▸ REQUIRED TASK:
From the listing below, tally the lines that include "name". Return only the total.

▸ RECORDED INFORMATION:
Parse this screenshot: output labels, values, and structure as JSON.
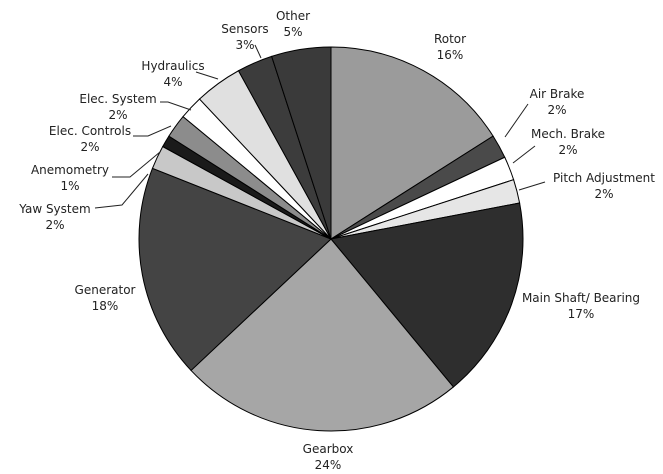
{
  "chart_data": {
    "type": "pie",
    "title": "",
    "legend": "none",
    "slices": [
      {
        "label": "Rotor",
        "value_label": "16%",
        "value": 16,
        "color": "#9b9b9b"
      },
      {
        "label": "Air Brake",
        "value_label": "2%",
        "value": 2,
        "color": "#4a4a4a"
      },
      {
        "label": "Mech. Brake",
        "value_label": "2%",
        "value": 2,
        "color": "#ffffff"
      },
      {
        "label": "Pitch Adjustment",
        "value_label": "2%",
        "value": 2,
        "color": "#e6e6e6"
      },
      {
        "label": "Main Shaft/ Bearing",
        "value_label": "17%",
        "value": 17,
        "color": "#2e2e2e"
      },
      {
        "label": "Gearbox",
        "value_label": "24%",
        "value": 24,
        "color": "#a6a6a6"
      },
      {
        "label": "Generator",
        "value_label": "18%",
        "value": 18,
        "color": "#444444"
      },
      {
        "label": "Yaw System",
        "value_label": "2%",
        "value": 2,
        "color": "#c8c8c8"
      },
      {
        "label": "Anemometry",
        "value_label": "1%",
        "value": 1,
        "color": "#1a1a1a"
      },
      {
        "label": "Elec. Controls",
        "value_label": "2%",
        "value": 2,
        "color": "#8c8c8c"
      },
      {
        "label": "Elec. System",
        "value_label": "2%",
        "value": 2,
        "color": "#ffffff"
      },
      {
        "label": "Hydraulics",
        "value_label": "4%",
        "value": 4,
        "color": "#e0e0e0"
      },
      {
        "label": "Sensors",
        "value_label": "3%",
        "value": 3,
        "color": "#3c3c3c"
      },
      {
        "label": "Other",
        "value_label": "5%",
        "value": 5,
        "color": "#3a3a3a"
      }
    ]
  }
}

...

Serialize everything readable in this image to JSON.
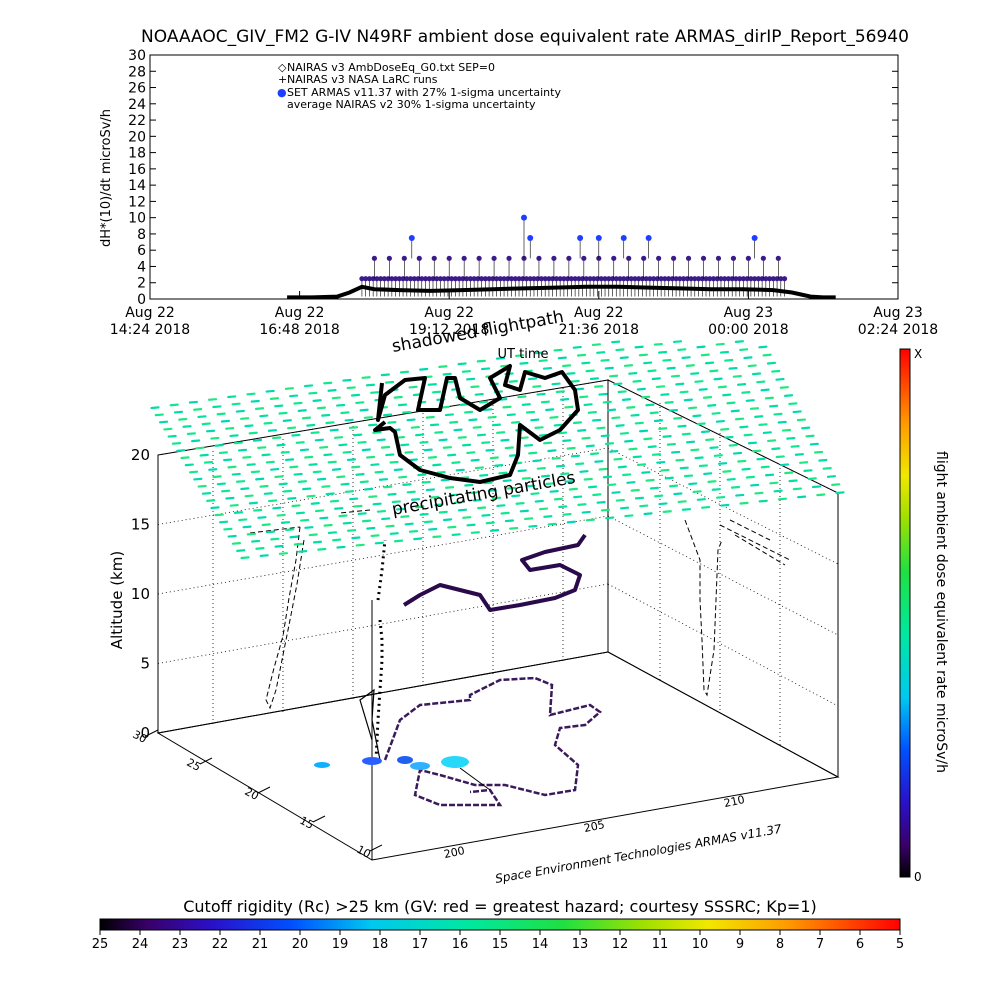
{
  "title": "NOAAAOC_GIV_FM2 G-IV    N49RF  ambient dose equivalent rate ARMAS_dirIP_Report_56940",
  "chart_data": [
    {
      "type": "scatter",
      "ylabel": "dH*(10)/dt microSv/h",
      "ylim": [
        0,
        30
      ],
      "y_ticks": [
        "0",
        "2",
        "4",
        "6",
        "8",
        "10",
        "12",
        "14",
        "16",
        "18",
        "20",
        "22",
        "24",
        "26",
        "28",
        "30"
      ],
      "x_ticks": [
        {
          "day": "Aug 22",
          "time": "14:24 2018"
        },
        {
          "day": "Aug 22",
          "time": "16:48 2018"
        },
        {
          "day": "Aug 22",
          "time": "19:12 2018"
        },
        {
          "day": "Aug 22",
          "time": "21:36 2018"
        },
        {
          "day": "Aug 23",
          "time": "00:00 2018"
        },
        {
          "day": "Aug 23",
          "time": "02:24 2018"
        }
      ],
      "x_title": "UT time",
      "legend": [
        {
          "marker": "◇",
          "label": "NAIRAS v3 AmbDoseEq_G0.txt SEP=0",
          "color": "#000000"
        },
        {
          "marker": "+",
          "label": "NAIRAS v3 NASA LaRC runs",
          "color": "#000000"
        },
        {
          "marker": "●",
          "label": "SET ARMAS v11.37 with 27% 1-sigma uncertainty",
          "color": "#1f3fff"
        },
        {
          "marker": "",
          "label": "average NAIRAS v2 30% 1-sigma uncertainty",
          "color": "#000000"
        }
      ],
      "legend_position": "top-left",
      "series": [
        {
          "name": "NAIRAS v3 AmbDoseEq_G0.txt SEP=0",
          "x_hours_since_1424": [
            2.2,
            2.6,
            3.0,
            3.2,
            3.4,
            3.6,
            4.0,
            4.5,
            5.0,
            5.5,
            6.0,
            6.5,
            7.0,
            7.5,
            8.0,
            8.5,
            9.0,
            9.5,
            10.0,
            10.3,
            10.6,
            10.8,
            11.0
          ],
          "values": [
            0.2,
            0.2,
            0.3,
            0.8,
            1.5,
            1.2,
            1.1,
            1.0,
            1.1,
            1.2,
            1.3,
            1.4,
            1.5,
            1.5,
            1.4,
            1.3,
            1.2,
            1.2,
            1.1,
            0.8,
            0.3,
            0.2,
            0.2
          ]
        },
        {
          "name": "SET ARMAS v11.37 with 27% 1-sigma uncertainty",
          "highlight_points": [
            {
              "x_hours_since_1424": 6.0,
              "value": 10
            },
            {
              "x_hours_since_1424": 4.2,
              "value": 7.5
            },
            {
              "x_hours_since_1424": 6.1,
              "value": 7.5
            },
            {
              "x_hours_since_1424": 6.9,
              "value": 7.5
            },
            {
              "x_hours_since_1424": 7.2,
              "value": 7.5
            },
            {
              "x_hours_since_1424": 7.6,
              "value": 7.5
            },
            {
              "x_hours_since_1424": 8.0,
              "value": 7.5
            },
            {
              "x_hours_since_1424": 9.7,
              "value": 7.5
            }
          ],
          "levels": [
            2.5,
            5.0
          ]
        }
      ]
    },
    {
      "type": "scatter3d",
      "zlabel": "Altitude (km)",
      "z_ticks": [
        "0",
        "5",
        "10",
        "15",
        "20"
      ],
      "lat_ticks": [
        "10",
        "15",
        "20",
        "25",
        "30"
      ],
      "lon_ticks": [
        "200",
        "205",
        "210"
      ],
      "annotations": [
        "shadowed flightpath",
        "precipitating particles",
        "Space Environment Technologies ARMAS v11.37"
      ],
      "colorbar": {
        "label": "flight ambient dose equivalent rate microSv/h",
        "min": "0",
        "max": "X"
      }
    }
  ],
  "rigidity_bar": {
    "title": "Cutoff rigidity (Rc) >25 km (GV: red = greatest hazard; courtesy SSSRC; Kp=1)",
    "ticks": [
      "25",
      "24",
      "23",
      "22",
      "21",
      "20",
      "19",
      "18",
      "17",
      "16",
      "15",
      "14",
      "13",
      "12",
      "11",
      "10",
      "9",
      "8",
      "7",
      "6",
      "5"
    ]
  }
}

▸ RESULT OF THIS TASK:
2